# WHAT YOU SHOULD DO
Filter the records below down to lines containing "就是要在矛盾面前敢抓敢管".

# DATA IN THIS EXERCISE
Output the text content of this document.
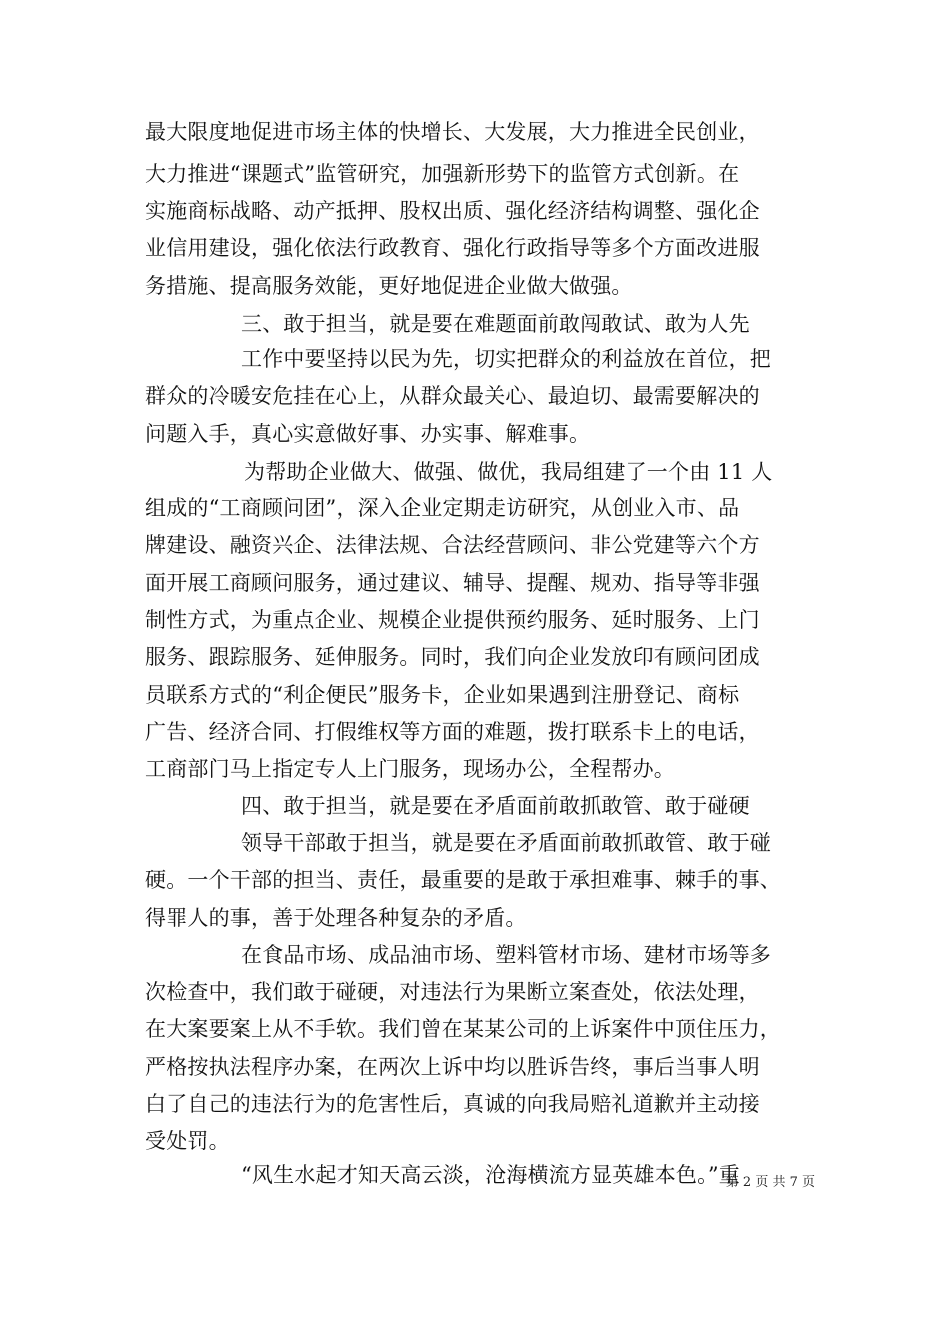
最大限度地促进市场主体的快增长、大发展，大力推进全民创业，
大力推进“课题式”监管研究，加强新形势下的监管方式创新。在
实施商标战略、动产抵押、股权出质、强化经济结构调整、强化企
业信用建设，强化依法行政教育、强化行政指导等多个方面改进服
务措施、提高服务效能，更好地促进企业做大做强。
三、敢于担当，就是要在难题面前敢闯敢试、敢为人先
工作中要坚持以民为先，切实把群众的利益放在首位，把
群众的冷暖安危挂在心上，从群众最关心、最迫切、最需要解决的
问题入手，真心实意做好事、办实事、解难事。
为帮助企业做大、做强、做优，我局组建了一个由 11 人
组成的“工商顾问团”，深入企业定期走访研究，从创业入市、品
牌建设、融资兴企、法律法规、合法经营顾问、非公党建等六个方
面开展工商顾问服务，通过建议、辅导、提醒、规劝、指导等非强
制性方式，为重点企业、规模企业提供预约服务、延时服务、上门
服务、跟踪服务、延伸服务。同时，我们向企业发放印有顾问团成
员联系方式的“利企便民”服务卡，企业如果遇到注册登记、商标
广告、经济合同、打假维权等方面的难题，拨打联系卡上的电话，
工商部门马上指定专人上门服务，现场办公，全程帮办。
四、敢于担当，就是要在矛盾面前敢抓敢管、敢于碰硬
领导干部敢于担当，就是要在矛盾面前敢抓敢管、敢于碰
硬。一个干部的担当、责任，最重要的是敢于承担难事、棘手的事、
得罪人的事，善于处理各种复杂的矛盾。
在食品市场、成品油市场、塑料管材市场、建材市场等多
次检查中，我们敢于碰硬，对违法行为果断立案查处，依法处理，
在大案要案上从不手软。我们曾在某某公司的上诉案件中顶住压力，
严格按执法程序办案，在两次上诉中均以胜诉告终，事后当事人明
白了自己的违法行为的危害性后，真诚的向我局赔礼道歉并主动接
受处罚。
“风生水起才知天高云淡，沧海横流方显英雄本色。”重
第 2 页 共 7 页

# TASK OUTPUT
四、敢于担当，就是要在矛盾面前敢抓敢管、敢于碰硬
领导干部敢于担当，就是要在矛盾面前敢抓敢管、敢于碰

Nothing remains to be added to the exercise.